## Instruction
Every record below should be written out exactly; pictures stay out.

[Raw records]

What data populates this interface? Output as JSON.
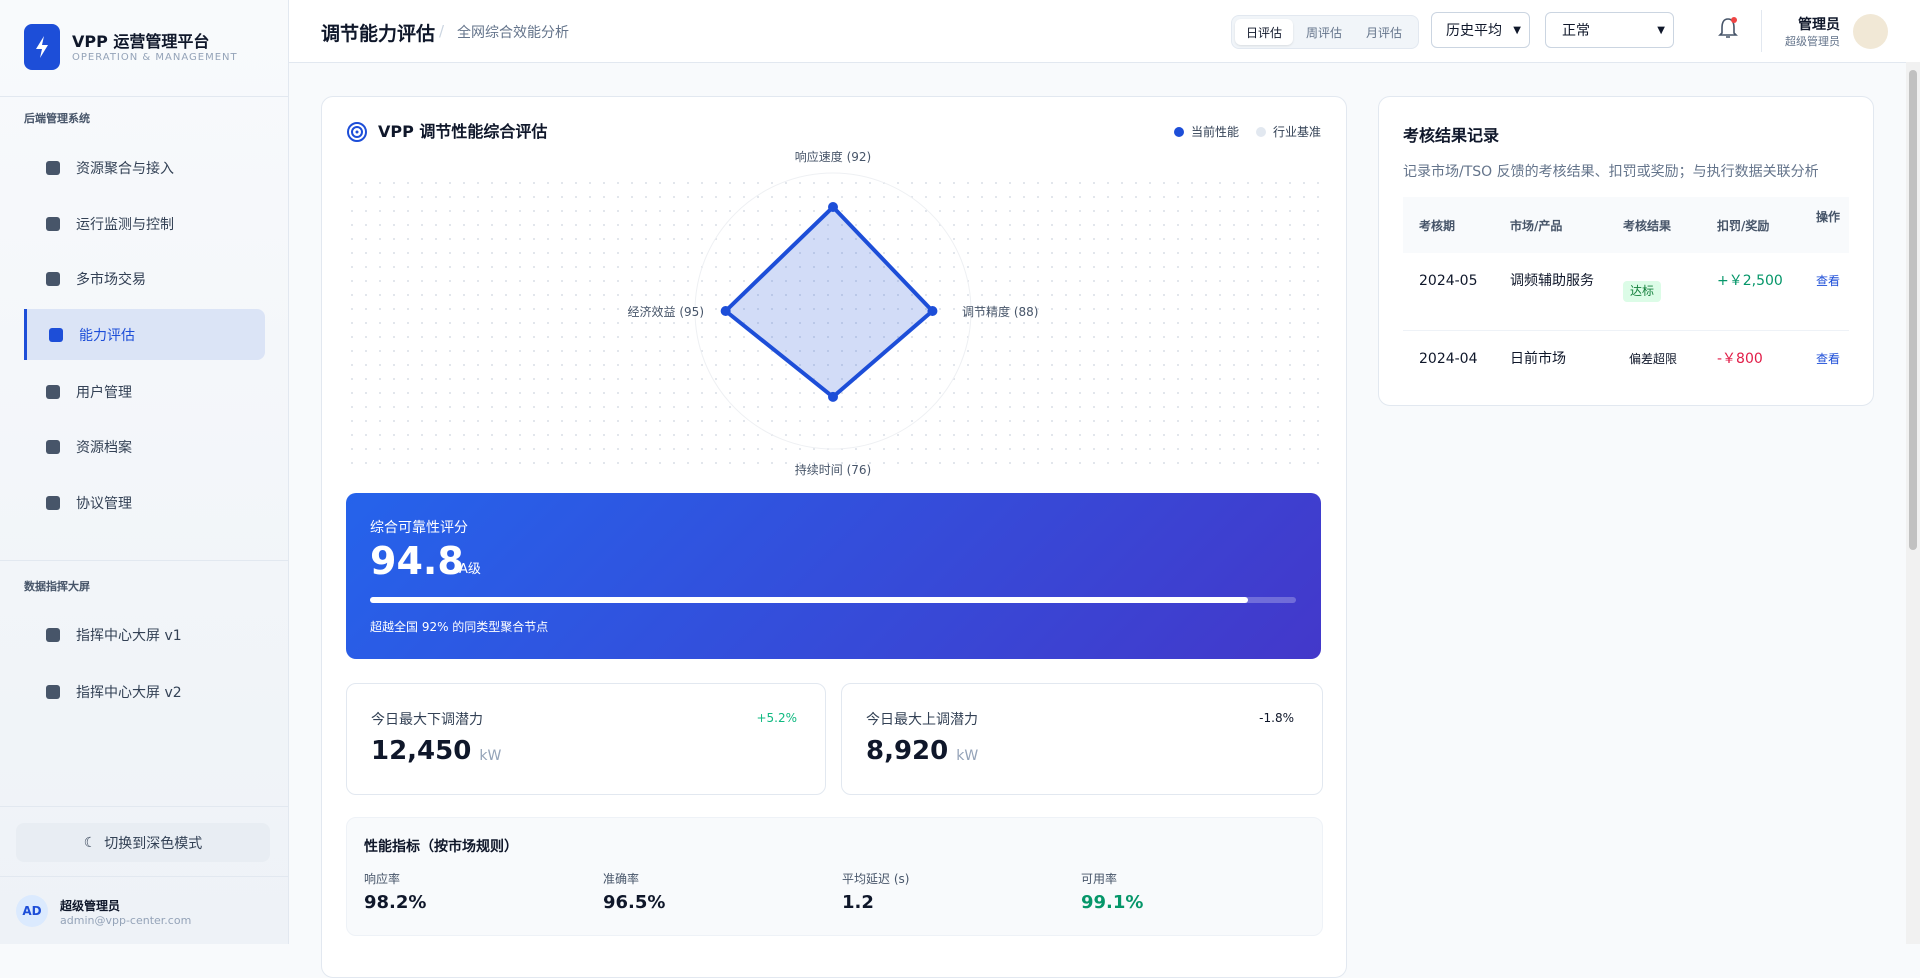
{
  "sidebar": {
    "brand": "VPP 运营管理平台",
    "brand_sub": "OPERATION & MANAGEMENT",
    "section1": "后端管理系统",
    "menu1": [
      "资源聚合与接入",
      "运行监测与控制",
      "多市场交易",
      "能力评估",
      "用户管理",
      "资源档案",
      "协议管理"
    ],
    "section2": "数据指挥大屏",
    "menu2": [
      "指挥中心大屏 v1",
      "指挥中心大屏 v2"
    ],
    "dark_mode": "切换到深色模式",
    "user": {
      "avatar": "AD",
      "name": "超级管理员",
      "email": "admin@vpp-center.com"
    }
  },
  "header": {
    "title": "调节能力评估",
    "separator": "/",
    "subtitle": "全网综合效能分析",
    "tabs": [
      "日评估",
      "周评估",
      "月评估"
    ],
    "select1": "历史平均",
    "select2": "正常",
    "user_name": "管理员",
    "user_role": "超级管理员"
  },
  "chart_data": {
    "type": "radar",
    "title": "VPP 调节性能综合评估",
    "categories": [
      "响应速度 (92)",
      "调节精度 (88)",
      "持续时间 (76)",
      "经济效益 (95)"
    ],
    "series": [
      {
        "name": "当前性能",
        "color": "#1d4ed8",
        "values": [
          92,
          88,
          76,
          95
        ]
      }
    ],
    "benchmark_legend": {
      "name": "行业基准",
      "color": "#e2e8f0"
    },
    "rlim": [
      0,
      100
    ]
  },
  "score": {
    "label": "综合可靠性评分",
    "value": 94.8,
    "grade": "A级",
    "note": "超越全国 92% 的同类型聚合节点",
    "ylim": [
      0,
      100
    ]
  },
  "kpis": [
    {
      "label": "今日最大下调潜力",
      "value": "12,450",
      "unit": "kW",
      "change": "+5.2%"
    },
    {
      "label": "今日最大上调潜力",
      "value": "8,920",
      "unit": "kW",
      "change": "-1.8%"
    }
  ],
  "metrics": {
    "title": "性能指标（按市场规则）",
    "items": [
      {
        "label": "响应率",
        "value": "98.2%"
      },
      {
        "label": "准确率",
        "value": "96.5%"
      },
      {
        "label": "平均延迟 (s)",
        "value": "1.2"
      },
      {
        "label": "可用率",
        "value": "99.1%"
      }
    ]
  },
  "records": {
    "title": "考核结果记录",
    "description": "记录市场/TSO 反馈的考核结果、扣罚或奖励；与执行数据关联分析",
    "headers": [
      "考核期",
      "市场/产品",
      "考核结果",
      "扣罚/奖励",
      "操作"
    ],
    "rows": [
      [
        "2024-05",
        "调频辅助服务",
        "达标",
        "+￥2,500",
        "查看"
      ],
      [
        "2024-04",
        "日前市场",
        "偏差超限",
        "-￥800",
        "查看"
      ]
    ]
  }
}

## Problem solution
What data populates this interface? Output as JSON.
{
  "sidebar": {
    "brand": "VPP 运营管理平台",
    "brand_sub": "OPERATION & MANAGEMENT",
    "section1": "后端管理系统",
    "menu1": [
      "资源聚合与接入",
      "运行监测与控制",
      "多市场交易",
      "能力评估",
      "用户管理",
      "资源档案",
      "协议管理"
    ],
    "section2": "数据指挥大屏",
    "menu2": [
      "指挥中心大屏 v1",
      "指挥中心大屏 v2"
    ],
    "dark_mode": "切换到深色模式",
    "user": {
      "avatar": "AD",
      "name": "超级管理员",
      "email": "admin@vpp-center.com"
    }
  },
  "header": {
    "title": "调节能力评估",
    "separator": "/",
    "subtitle": "全网综合效能分析",
    "tabs": [
      "日评估",
      "周评估",
      "月评估"
    ],
    "select1": "历史平均",
    "select2": "正常",
    "user_name": "管理员",
    "user_role": "超级管理员"
  },
  "chart_data": {
    "type": "radar",
    "title": "VPP 调节性能综合评估",
    "categories": [
      "响应速度 (92)",
      "调节精度 (88)",
      "持续时间 (76)",
      "经济效益 (95)"
    ],
    "series": [
      {
        "name": "当前性能",
        "color": "#1d4ed8",
        "values": [
          92,
          88,
          76,
          95
        ]
      }
    ],
    "benchmark_legend": {
      "name": "行业基准",
      "color": "#e2e8f0"
    },
    "rlim": [
      0,
      100
    ]
  },
  "score": {
    "label": "综合可靠性评分",
    "value": 94.8,
    "grade": "A级",
    "note": "超越全国 92% 的同类型聚合节点",
    "ylim": [
      0,
      100
    ]
  },
  "kpis": [
    {
      "label": "今日最大下调潜力",
      "value": "12,450",
      "unit": "kW",
      "change": "+5.2%"
    },
    {
      "label": "今日最大上调潜力",
      "value": "8,920",
      "unit": "kW",
      "change": "-1.8%"
    }
  ],
  "metrics": {
    "title": "性能指标（按市场规则）",
    "items": [
      {
        "label": "响应率",
        "value": "98.2%"
      },
      {
        "label": "准确率",
        "value": "96.5%"
      },
      {
        "label": "平均延迟 (s)",
        "value": "1.2"
      },
      {
        "label": "可用率",
        "value": "99.1%"
      }
    ]
  },
  "records": {
    "title": "考核结果记录",
    "description": "记录市场/TSO 反馈的考核结果、扣罚或奖励；与执行数据关联分析",
    "headers": [
      "考核期",
      "市场/产品",
      "考核结果",
      "扣罚/奖励",
      "操作"
    ],
    "rows": [
      [
        "2024-05",
        "调频辅助服务",
        "达标",
        "+￥2,500",
        "查看"
      ],
      [
        "2024-04",
        "日前市场",
        "偏差超限",
        "-￥800",
        "查看"
      ]
    ]
  }
}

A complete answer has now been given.